== Goal 1 ==
Render this sentence from the IRF passage in Spanish: "An IRF port is activated when you bind a physical port to it."
== Goal 2 ==
Extend the IRF passage with a paragraph that picks up after its final sentence.
-- Passage given start --
Prepare an IRF member ID assignment scheme. An IRF fabric uses member IDs to uniquely identify and
manage its members, and you must assign each IRF member switch a unique member ID.
Planning IRF topology and connections
You can create an IRF fabric in daisy chain topology, or more reliably, ring topology. In ring topology,
the failure of one IRF link does not cause the IRF fabric to split as in daisy chain topology. Rather, the IRF
fabric changes to a daisy chain topology without interrupting network services.
You connect the IRF member switches through IRF ports, the logical interfaces for the connections
between IRF member switches. Each IRF member switch has two IRF ports: IRF-port 1 and IRF-port 2. An
IRF port is activated when you bind a physical port to it.
-- Passage given end --
-- Extracted data start --
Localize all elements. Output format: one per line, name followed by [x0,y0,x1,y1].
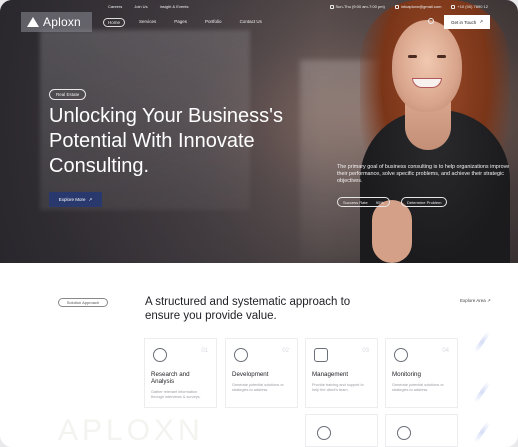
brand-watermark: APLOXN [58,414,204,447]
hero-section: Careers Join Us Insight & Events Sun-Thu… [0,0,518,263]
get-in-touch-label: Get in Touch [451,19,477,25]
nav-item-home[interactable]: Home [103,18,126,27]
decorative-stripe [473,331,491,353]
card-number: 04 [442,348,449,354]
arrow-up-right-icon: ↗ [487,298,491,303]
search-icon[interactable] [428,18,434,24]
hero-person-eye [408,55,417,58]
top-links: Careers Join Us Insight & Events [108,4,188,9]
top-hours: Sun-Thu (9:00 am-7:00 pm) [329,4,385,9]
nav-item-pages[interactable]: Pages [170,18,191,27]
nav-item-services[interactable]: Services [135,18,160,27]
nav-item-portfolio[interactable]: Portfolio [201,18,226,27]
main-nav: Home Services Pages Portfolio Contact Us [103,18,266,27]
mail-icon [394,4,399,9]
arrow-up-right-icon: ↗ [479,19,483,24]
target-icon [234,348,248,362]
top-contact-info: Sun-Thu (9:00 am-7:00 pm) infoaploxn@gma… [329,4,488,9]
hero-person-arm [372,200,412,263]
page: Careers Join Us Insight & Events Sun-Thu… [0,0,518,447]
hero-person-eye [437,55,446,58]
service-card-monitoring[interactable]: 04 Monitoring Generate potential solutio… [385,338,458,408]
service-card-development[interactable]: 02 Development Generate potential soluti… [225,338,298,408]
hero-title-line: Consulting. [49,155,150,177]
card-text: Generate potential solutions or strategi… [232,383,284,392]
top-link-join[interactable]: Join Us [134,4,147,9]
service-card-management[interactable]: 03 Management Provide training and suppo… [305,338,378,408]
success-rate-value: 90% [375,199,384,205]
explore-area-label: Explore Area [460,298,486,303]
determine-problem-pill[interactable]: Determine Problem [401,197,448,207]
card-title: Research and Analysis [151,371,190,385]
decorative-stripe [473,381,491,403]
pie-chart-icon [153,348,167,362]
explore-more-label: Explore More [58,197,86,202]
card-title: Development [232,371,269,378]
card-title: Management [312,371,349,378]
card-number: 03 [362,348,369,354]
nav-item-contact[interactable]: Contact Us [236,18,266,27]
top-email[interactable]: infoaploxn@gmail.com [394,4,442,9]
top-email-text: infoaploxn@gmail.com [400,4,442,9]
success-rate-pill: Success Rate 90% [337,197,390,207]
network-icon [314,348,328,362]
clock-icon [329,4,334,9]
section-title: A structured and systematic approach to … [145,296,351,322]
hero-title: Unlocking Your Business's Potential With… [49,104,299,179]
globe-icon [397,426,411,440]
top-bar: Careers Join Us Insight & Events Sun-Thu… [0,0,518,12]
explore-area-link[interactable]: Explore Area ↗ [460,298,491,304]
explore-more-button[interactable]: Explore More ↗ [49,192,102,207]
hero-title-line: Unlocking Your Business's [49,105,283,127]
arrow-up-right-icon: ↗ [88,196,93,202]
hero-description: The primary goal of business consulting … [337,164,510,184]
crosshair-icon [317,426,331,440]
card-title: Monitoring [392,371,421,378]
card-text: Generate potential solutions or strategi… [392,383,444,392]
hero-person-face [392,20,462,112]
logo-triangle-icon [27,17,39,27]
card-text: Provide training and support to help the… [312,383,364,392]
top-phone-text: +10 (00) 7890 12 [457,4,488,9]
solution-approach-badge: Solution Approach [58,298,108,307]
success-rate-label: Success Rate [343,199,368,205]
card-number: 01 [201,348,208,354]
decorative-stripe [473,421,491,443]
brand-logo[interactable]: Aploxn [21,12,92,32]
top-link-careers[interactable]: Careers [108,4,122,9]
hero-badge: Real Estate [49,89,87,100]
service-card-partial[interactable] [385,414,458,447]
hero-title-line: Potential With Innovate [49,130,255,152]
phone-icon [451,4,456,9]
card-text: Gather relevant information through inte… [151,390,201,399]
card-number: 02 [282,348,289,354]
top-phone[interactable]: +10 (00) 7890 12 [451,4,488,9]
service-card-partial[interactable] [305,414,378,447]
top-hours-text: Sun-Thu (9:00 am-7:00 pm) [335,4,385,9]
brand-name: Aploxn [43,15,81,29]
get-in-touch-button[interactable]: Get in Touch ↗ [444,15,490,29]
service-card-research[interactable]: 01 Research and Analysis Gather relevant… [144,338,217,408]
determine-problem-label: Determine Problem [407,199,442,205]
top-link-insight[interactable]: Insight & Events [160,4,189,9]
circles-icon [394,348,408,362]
-- Extracted data end --
-- Extracted data start --
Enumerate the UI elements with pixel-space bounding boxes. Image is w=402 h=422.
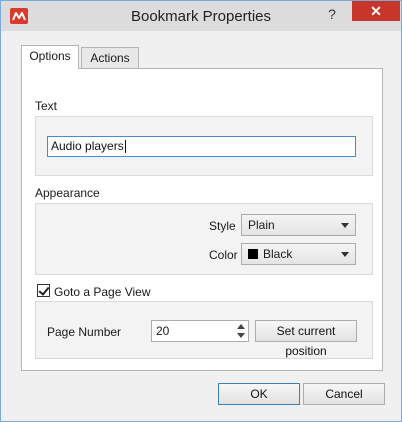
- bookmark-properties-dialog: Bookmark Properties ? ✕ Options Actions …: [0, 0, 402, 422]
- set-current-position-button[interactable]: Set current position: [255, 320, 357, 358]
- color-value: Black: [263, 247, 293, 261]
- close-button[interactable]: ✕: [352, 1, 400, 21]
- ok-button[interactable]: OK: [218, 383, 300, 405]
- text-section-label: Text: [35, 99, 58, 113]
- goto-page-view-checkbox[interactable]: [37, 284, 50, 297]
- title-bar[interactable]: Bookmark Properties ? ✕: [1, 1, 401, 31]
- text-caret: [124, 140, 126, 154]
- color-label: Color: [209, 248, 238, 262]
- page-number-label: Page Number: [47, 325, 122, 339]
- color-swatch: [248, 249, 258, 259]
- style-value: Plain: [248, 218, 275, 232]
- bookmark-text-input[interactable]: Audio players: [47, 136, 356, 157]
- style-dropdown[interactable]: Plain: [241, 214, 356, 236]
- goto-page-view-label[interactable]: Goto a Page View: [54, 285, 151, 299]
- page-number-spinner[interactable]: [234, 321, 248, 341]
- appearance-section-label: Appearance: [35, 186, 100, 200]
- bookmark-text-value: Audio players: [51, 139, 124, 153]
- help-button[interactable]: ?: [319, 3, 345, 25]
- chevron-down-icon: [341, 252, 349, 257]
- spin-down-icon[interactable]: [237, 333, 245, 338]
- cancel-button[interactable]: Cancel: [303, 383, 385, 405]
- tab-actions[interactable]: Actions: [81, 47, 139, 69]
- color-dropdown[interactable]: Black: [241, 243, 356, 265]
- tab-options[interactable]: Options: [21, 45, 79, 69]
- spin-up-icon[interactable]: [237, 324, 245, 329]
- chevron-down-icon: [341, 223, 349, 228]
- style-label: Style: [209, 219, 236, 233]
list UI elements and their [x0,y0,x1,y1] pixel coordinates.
-- Extracted data end --
== Expected output 1 ==
Un puerto IRF se activa cuando se le vincula un puerto físico.

== Expected output 2 ==
When connecting IRF member switches, you must connect the physical ports of IRF-port 1 on one switch
to the physical ports of IRF-port 2 on its neighbor switch.
The S5830 switches can provide 10-GE IRF connections through SFP+ ports, and you can bind several
SFP+ ports to an IRF port for increased bandwidth and availability.
NOTE:
Figure 47
show the topologies for an IRF fabric made up of three S5830-52SC switches for
IRF connections. The IRF port connections in the two figures are for illustration only, and more connection
methods are available.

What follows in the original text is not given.